[Some records]
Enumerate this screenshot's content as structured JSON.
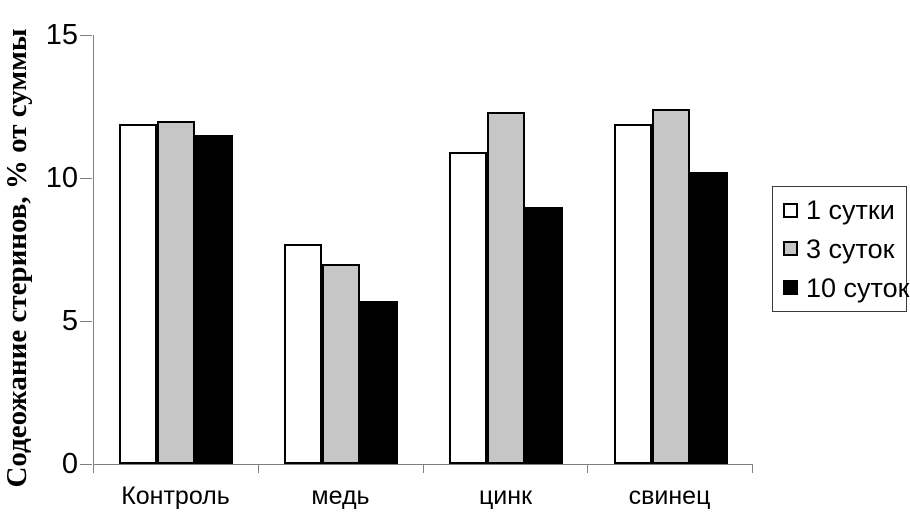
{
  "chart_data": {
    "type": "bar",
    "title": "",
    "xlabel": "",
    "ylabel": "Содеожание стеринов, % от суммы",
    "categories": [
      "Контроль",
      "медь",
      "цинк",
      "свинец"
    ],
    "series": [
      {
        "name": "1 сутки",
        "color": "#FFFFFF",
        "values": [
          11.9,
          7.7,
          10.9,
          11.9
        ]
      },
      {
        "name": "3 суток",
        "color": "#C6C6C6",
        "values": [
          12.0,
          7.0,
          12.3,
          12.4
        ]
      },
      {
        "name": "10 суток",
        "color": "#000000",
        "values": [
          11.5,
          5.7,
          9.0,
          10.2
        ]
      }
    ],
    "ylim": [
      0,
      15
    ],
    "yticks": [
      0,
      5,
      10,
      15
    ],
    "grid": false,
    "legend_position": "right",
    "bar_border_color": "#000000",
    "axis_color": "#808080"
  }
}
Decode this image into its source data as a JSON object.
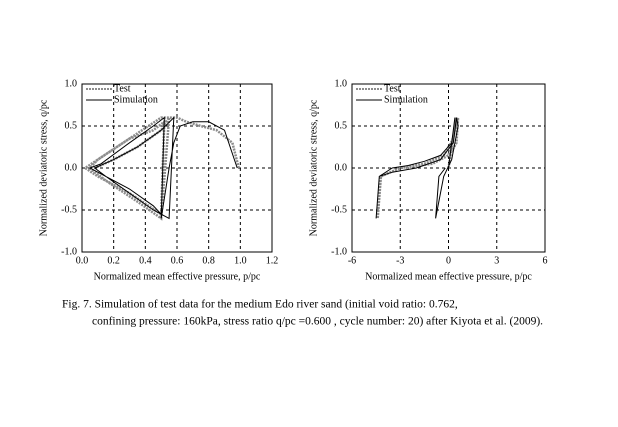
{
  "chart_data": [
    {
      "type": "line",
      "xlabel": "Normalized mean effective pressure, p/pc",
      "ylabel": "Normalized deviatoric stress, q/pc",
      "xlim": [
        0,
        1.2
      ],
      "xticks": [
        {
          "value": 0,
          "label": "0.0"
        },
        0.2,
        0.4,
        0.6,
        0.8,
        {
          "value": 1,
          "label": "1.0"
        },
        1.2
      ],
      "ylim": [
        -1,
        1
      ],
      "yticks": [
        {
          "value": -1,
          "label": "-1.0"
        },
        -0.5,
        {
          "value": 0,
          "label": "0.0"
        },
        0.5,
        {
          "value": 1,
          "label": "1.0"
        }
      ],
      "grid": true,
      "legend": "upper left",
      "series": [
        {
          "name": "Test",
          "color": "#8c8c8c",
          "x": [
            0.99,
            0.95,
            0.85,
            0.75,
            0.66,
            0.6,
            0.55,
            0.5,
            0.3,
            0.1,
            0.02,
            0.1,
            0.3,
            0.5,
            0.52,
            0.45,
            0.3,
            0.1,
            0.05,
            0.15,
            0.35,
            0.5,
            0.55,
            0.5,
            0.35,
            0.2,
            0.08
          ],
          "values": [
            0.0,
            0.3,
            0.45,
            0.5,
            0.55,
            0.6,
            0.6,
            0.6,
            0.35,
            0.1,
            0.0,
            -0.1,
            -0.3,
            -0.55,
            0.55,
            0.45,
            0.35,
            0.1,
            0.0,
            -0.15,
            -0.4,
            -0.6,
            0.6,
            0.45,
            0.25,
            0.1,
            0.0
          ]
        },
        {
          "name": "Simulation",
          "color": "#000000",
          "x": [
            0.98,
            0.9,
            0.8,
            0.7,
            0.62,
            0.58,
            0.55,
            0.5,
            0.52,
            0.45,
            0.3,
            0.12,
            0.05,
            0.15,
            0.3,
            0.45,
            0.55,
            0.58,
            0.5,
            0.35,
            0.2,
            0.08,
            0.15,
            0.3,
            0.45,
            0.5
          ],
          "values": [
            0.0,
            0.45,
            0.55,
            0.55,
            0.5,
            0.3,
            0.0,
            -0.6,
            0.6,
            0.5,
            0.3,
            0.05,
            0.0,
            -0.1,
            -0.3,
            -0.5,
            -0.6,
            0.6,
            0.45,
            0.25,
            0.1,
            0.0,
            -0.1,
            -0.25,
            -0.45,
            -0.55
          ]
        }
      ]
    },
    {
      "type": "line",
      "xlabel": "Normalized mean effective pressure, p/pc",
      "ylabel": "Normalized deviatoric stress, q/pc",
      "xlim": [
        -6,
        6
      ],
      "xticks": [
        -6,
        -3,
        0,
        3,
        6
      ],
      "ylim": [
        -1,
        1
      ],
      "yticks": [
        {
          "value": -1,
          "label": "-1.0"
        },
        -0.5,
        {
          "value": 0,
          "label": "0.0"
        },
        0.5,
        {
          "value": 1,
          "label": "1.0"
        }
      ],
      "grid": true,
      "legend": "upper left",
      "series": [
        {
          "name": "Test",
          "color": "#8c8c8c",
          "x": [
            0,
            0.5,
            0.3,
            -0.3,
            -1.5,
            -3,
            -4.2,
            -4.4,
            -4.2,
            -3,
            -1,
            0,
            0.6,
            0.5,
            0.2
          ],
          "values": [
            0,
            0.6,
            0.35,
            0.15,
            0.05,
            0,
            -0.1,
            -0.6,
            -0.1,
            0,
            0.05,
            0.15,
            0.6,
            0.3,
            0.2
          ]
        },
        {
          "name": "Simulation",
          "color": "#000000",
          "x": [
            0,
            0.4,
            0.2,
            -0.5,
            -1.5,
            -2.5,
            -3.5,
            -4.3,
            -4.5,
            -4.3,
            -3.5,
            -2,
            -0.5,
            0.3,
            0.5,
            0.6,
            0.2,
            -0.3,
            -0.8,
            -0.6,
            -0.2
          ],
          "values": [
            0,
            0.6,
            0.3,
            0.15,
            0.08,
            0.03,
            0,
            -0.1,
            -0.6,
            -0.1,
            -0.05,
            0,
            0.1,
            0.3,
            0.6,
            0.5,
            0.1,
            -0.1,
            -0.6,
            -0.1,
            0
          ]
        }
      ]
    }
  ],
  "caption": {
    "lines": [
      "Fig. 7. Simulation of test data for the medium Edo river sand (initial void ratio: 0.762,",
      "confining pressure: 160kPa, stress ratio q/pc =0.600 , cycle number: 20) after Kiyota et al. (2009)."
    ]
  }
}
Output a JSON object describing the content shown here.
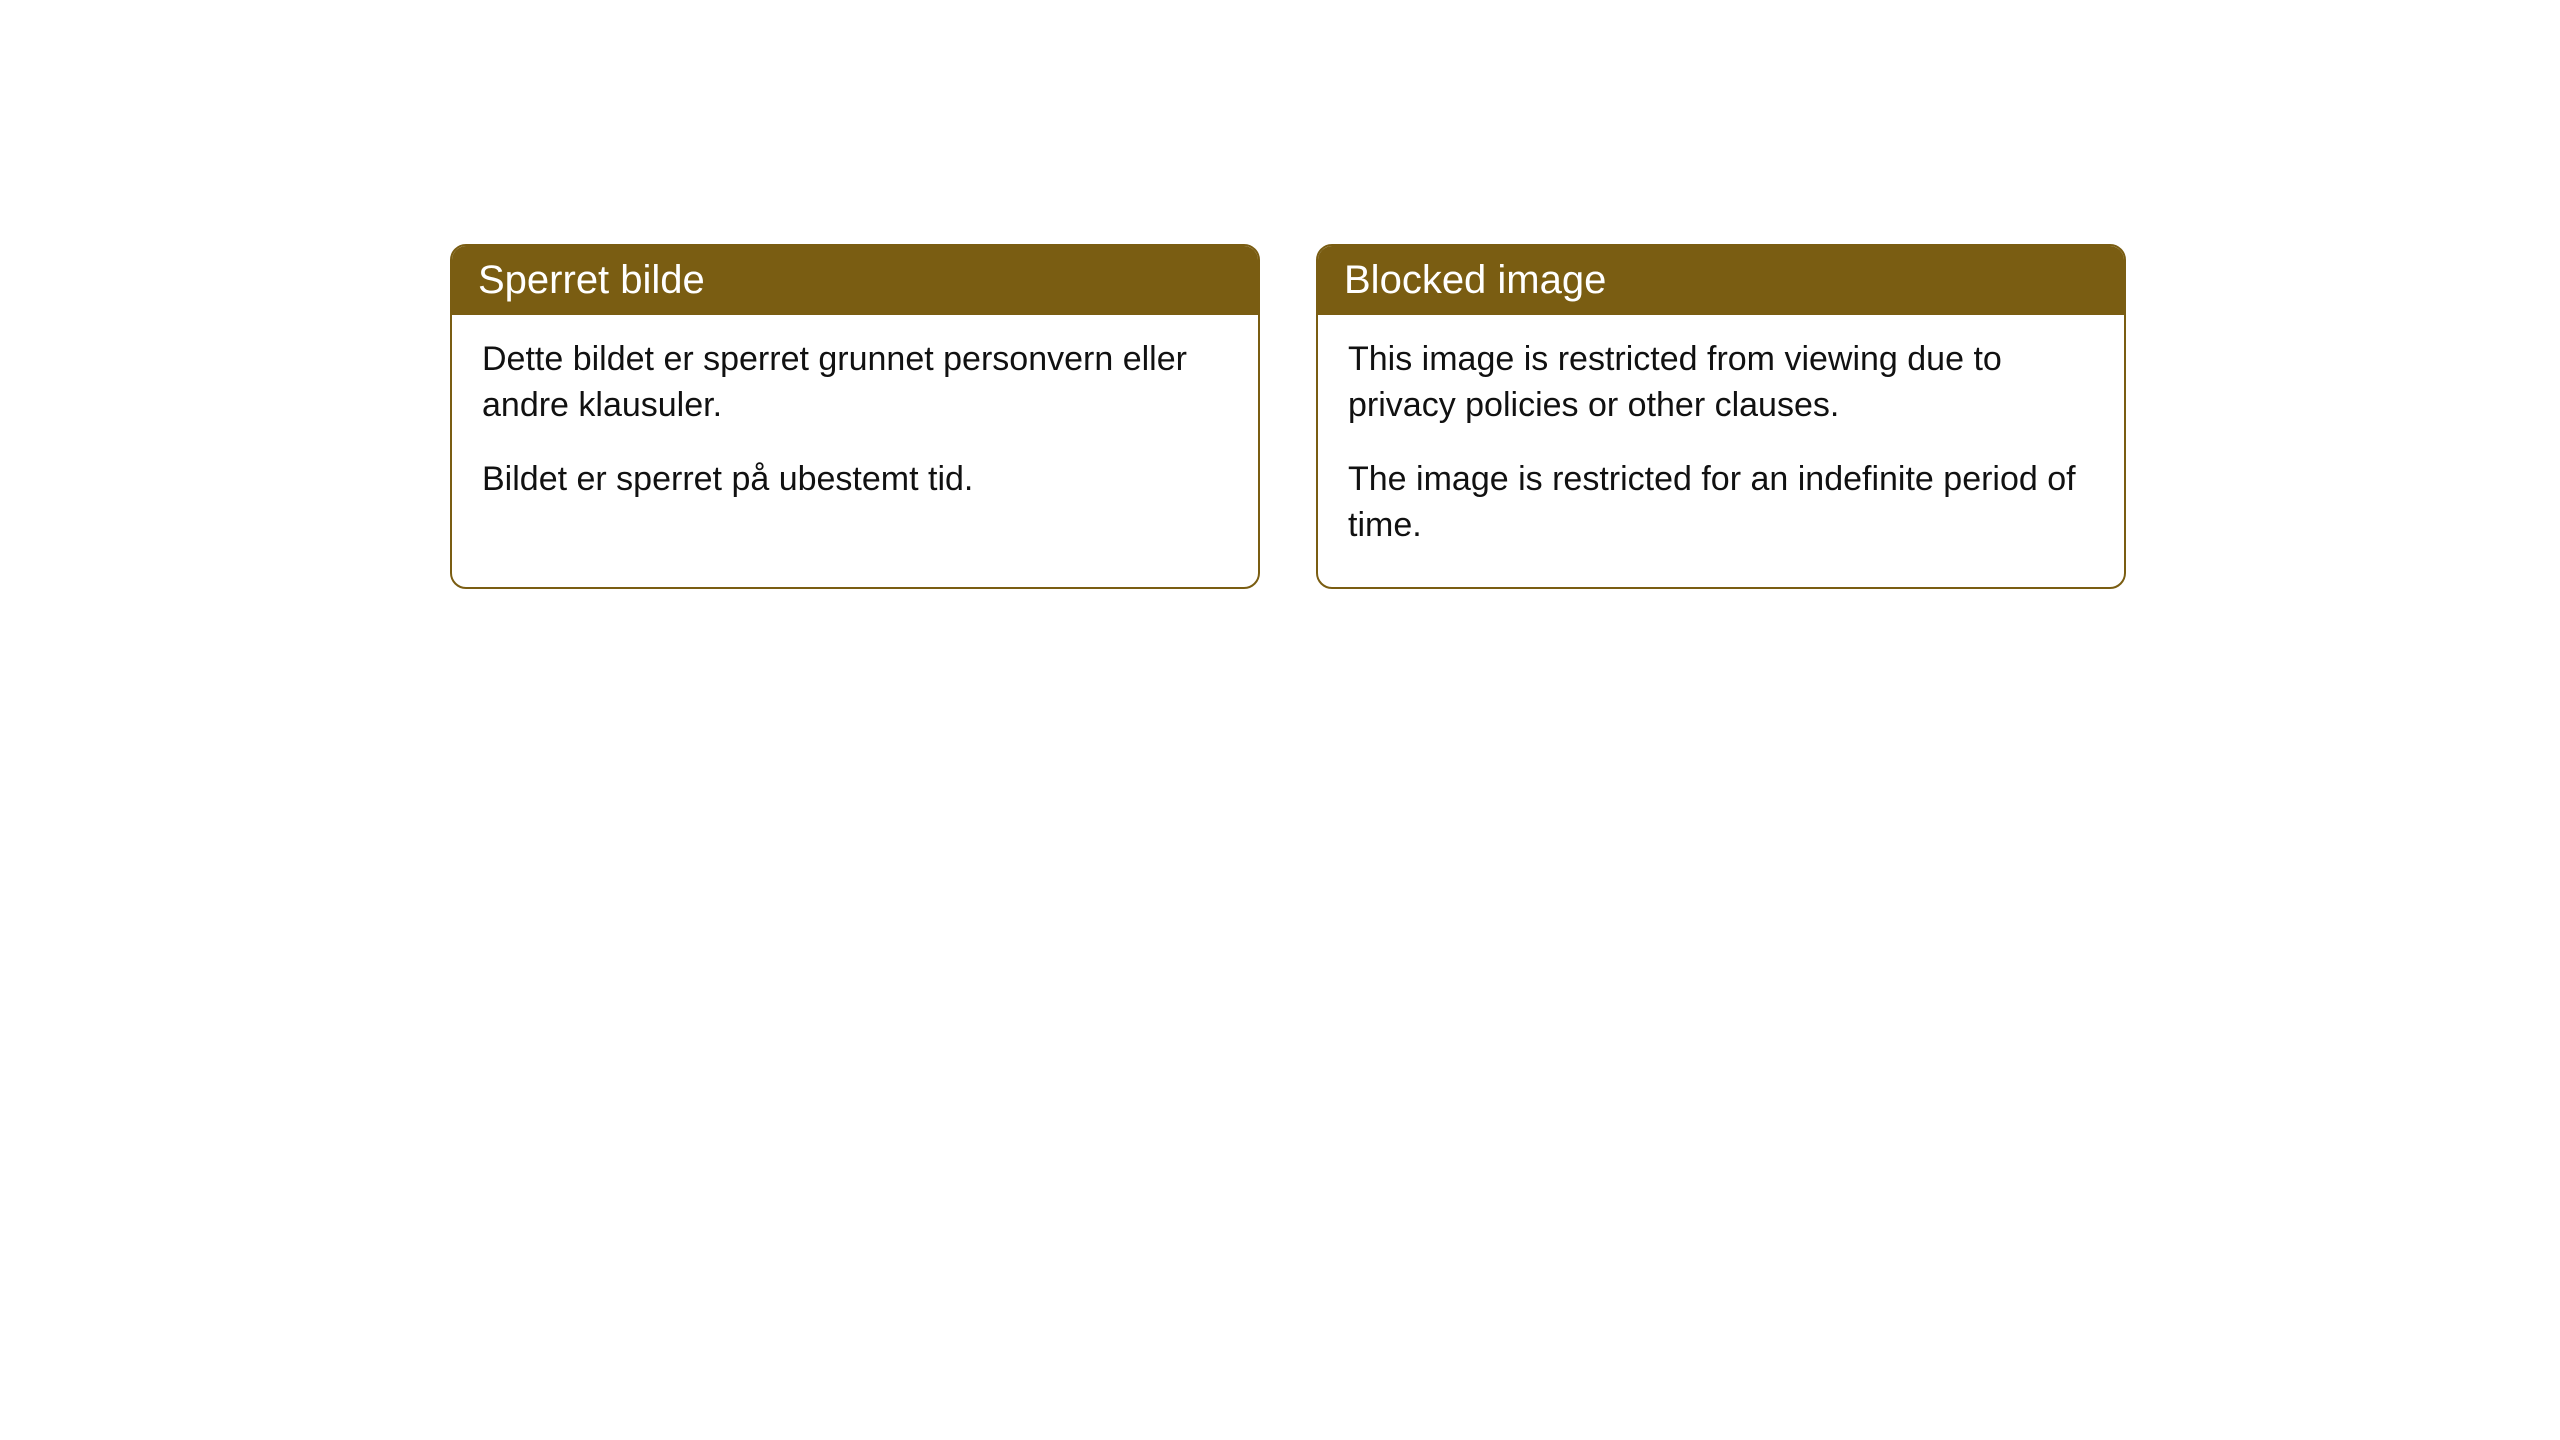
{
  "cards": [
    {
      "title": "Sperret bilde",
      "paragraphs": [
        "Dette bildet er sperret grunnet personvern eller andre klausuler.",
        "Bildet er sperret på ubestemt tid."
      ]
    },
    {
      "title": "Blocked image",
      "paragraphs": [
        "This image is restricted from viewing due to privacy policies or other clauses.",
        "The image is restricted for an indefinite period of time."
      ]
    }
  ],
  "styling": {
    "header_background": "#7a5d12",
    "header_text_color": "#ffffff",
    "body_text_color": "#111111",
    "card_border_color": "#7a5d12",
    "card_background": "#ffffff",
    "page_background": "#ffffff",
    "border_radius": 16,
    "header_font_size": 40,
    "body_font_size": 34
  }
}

## Stated exercise
Which lines contain "title"? Show each of them.

## Written answer
    "title": "",
      "title": "Sperret bilde",
      "title": "Blocked image",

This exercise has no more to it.